_目的:_ ボベスコの演奏を取り上げた文書抜粋で、筆者が彼女の演奏に「ただただ惹かれてしまう」のはなぜか、本文が挙げる理由を説明してください。

2009年01月07日 | とっておきの名盤「協奏曲」
  
ボベスコは”クラシック不滅の巨匠達”という様な本には絶対に載ってこないヴァイオリニストではあるが、チャーミングの極みとか、魂をひきつけるとかの視点からみると、私にとっては絶対にはずせない人の一人。
ベートーヴェンの作品の中でも最も優雅で気品あるメロディーにあふれるこの曲の第一楽章、それを彼女は古き良き時代を匂わせる極端といってもよいくらいの遅いテンポで、何ともあでやかに弾き抜ける。
浮世ばなれした陶酔感、時間も停止したようなこの音の流れは、あわただしい今の世の中ではめったに味わえない貴重なひと時にも思える。
これはもう好き嫌いの問題になってしまうが、私などはまだ小学生の頃だったけれども、昭和30年代のゆったりとした生活空間というか、しっとりとした時間の流れを思い起こさせる彼女の演奏に、ただただ惹かれてしまう。
この一枚、単純な選択だけれども、感覚的に好きなんだという中で選ぶとっておきの一枚としてまずは挙げたい。

領域とラベルの一覧:
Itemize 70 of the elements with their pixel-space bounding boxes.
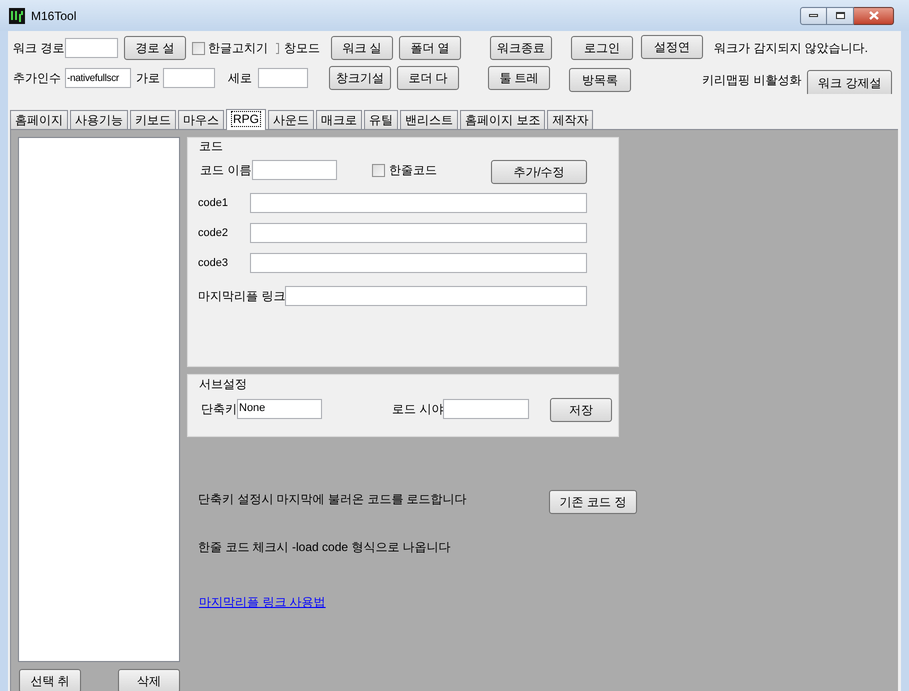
tab[interactable]: 제작자 xyxy=(547,110,594,129)
tab[interactable]: 홈페이지 보조 xyxy=(460,110,546,129)
toolbar-button[interactable]: 툴 트레 xyxy=(488,66,550,90)
args-field[interactable]: -nativefullscr xyxy=(65,68,131,88)
path-set-button[interactable]: 경로 설 xyxy=(124,36,186,60)
code-field[interactable] xyxy=(250,193,587,213)
save-button[interactable]: 저장 xyxy=(550,398,612,422)
code-label: code1 xyxy=(198,196,229,211)
checkbox[interactable] xyxy=(372,164,385,176)
close-button[interactable] xyxy=(854,6,894,24)
toolbar-button[interactable]: 로더 다 xyxy=(397,66,459,90)
status-text: 워크가 감지되지 않았습니다. xyxy=(714,40,868,57)
minimize-icon xyxy=(809,14,818,17)
hangul-fix-label: 한글고치기 xyxy=(208,40,269,57)
hotkey-field[interactable]: None xyxy=(237,398,322,418)
toolbar-button[interactable]: 로그인 xyxy=(571,36,633,60)
help-link[interactable]: 마지막리플 링크 사용법 xyxy=(199,593,326,611)
height-label: 세로 xyxy=(228,70,253,87)
list-button[interactable]: 삭제 xyxy=(118,669,180,691)
hotkey-label: 단축키 xyxy=(201,400,237,418)
keymap-status: 키리맵핑 비활성화 xyxy=(702,72,802,89)
toolbar-button[interactable]: 설정연 xyxy=(641,34,703,58)
tab[interactable]: 키보드 xyxy=(130,110,176,129)
width-field[interactable] xyxy=(163,68,215,88)
toolbar-button[interactable]: 워크 실 xyxy=(331,36,393,60)
code-label: code3 xyxy=(198,256,229,271)
code-field[interactable] xyxy=(250,223,587,243)
maximize-button[interactable] xyxy=(827,6,854,24)
window-title: M16Tool xyxy=(31,8,76,24)
one-line-note: 한줄 코드 체크시 -load code 형식으로 나옵니다 xyxy=(198,539,451,556)
tab[interactable]: 매크로 xyxy=(316,110,362,129)
maximize-icon xyxy=(836,12,844,19)
minimize-button[interactable] xyxy=(800,6,827,24)
close-icon xyxy=(868,11,878,20)
code-label: code2 xyxy=(198,226,229,241)
hotkey-note: 단축키 설정시 마지막에 불러온 코드를 로드합니다 xyxy=(198,491,468,508)
force-set-button[interactable]: 워크 강제설 xyxy=(807,70,892,94)
window-mode-label: 창모드 xyxy=(284,40,321,57)
list-button[interactable]: 선택 취 xyxy=(19,669,81,691)
tab[interactable]: 마우스 xyxy=(178,110,224,129)
checkbox[interactable] xyxy=(192,42,205,54)
toolbar-button[interactable]: 방목록 xyxy=(569,68,631,92)
group-title: 서브설정 xyxy=(198,376,248,393)
add-edit-button[interactable]: 추가/수정 xyxy=(491,160,587,184)
args-label: 추가인수 xyxy=(13,70,62,87)
tab[interactable]: RPG xyxy=(226,109,266,130)
path-label: 워크 경로 xyxy=(13,40,65,57)
group-title: 코드 xyxy=(198,138,224,155)
load-view-label: 로드 시야 xyxy=(392,400,443,418)
code-field[interactable] xyxy=(250,253,587,273)
replay-link-label: 마지막리플 링크 xyxy=(198,288,285,305)
code-name-field[interactable] xyxy=(252,160,337,180)
window-mode-checkbox[interactable] xyxy=(276,42,279,54)
toolbar-button[interactable]: 워크종료 xyxy=(490,36,552,60)
app-logo-icon xyxy=(9,8,25,24)
code-name-label: 코드 이름 xyxy=(200,162,252,179)
width-label: 가로 xyxy=(136,70,161,87)
path-field[interactable] xyxy=(65,38,118,58)
restore-code-button[interactable]: 기존 코드 정 xyxy=(549,490,637,514)
tab[interactable]: 유틸 xyxy=(364,110,398,129)
height-field[interactable] xyxy=(258,68,308,88)
tab[interactable]: 사용기능 xyxy=(70,110,128,129)
one-line-label: 한줄코드 xyxy=(389,162,438,179)
toolbar-button[interactable]: 폴더 열 xyxy=(399,36,461,60)
toolbar-button[interactable]: 창크기설 xyxy=(329,66,391,90)
replay-link-field[interactable] xyxy=(285,286,587,306)
tab[interactable]: 밴리스트 xyxy=(400,110,458,129)
tab[interactable]: 홈페이지 xyxy=(10,110,68,129)
tab[interactable]: 사운드 xyxy=(268,110,314,129)
load-view-field[interactable] xyxy=(443,398,529,418)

_出力全文:_ 彼女の演奏が、筆者がまだ小学生だった昭和30年代のゆったりとした生活空間、しっとりとした時間の流れを思い起こさせるからです。